**GIVEN EXERCISE**
Repeat every line below exactly as it reads.

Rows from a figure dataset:
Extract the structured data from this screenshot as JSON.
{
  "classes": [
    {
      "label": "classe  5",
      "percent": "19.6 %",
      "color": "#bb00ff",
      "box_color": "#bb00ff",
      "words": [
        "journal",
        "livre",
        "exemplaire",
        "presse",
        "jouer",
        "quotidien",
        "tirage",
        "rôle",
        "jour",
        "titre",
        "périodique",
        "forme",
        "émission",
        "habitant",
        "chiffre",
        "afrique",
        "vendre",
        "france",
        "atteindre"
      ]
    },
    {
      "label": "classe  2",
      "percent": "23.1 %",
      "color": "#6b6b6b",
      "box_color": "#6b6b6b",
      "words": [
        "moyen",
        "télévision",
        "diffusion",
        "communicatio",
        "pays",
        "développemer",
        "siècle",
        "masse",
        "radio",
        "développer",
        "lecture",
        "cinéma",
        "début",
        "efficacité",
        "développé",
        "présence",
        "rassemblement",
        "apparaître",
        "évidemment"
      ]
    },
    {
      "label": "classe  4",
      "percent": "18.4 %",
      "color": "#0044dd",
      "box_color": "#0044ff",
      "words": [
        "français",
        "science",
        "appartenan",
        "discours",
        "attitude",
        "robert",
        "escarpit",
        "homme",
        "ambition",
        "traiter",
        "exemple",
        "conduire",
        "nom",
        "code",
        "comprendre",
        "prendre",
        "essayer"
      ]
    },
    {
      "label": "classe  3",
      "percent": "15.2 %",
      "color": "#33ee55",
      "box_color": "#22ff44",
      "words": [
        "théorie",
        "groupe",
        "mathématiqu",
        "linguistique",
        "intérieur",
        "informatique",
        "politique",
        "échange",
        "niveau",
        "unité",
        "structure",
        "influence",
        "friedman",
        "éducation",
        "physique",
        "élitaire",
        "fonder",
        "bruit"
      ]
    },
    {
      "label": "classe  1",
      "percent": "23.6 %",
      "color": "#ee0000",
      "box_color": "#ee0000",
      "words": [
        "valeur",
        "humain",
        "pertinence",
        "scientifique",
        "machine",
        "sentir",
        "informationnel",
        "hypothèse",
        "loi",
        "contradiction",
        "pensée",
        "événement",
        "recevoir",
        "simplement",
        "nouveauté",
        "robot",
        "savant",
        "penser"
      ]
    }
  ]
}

**ANSWER IN FULL**
Extract the structured data from this screenshot as JSON.
{
  "classes": [
    {
      "label": "classe  5",
      "percent": "19.6 %",
      "color": "#bb00ff",
      "box_color": "#bb00ff",
      "words": [
        "journal",
        "livre",
        "exemplaire",
        "presse",
        "jouer",
        "quotidien",
        "tirage",
        "rôle",
        "jour",
        "titre",
        "périodique",
        "forme",
        "émission",
        "habitant",
        "chiffre",
        "afrique",
        "vendre",
        "france",
        "atteindre"
      ]
    },
    {
      "label": "classe  2",
      "percent": "23.1 %",
      "color": "#6b6b6b",
      "box_color": "#6b6b6b",
      "words": [
        "moyen",
        "télévision",
        "diffusion",
        "communicatio",
        "pays",
        "développemer",
        "siècle",
        "masse",
        "radio",
        "développer",
        "lecture",
        "cinéma",
        "début",
        "efficacité",
        "développé",
        "présence",
        "rassemblement",
        "apparaître",
        "évidemment"
      ]
    },
    {
      "label": "classe  4",
      "percent": "18.4 %",
      "color": "#0044dd",
      "box_color": "#0044ff",
      "words": [
        "français",
        "science",
        "appartenan",
        "discours",
        "attitude",
        "robert",
        "escarpit",
        "homme",
        "ambition",
        "traiter",
        "exemple",
        "conduire",
        "nom",
        "code",
        "comprendre",
        "prendre",
        "essayer"
      ]
    },
    {
      "label": "classe  3",
      "percent": "15.2 %",
      "color": "#33ee55",
      "box_color": "#22ff44",
      "words": [
        "théorie",
        "groupe",
        "mathématiqu",
        "linguistique",
        "intérieur",
        "informatique",
        "politique",
        "échange",
        "niveau",
        "unité",
        "structure",
        "influence",
        "friedman",
        "éducation",
        "physique",
        "élitaire",
        "fonder",
        "bruit"
      ]
    },
    {
      "label": "classe  1",
      "percent": "23.6 %",
      "color": "#ee0000",
      "box_color": "#ee0000",
      "words": [
        "valeur",
        "humain",
        "pertinence",
        "scientifique",
        "machine",
        "sentir",
        "informationnel",
        "hypothèse",
        "loi",
        "contradiction",
        "pensée",
        "événement",
        "recevoir",
        "simplement",
        "nouveauté",
        "robot",
        "savant",
        "penser"
      ]
    }
  ]
}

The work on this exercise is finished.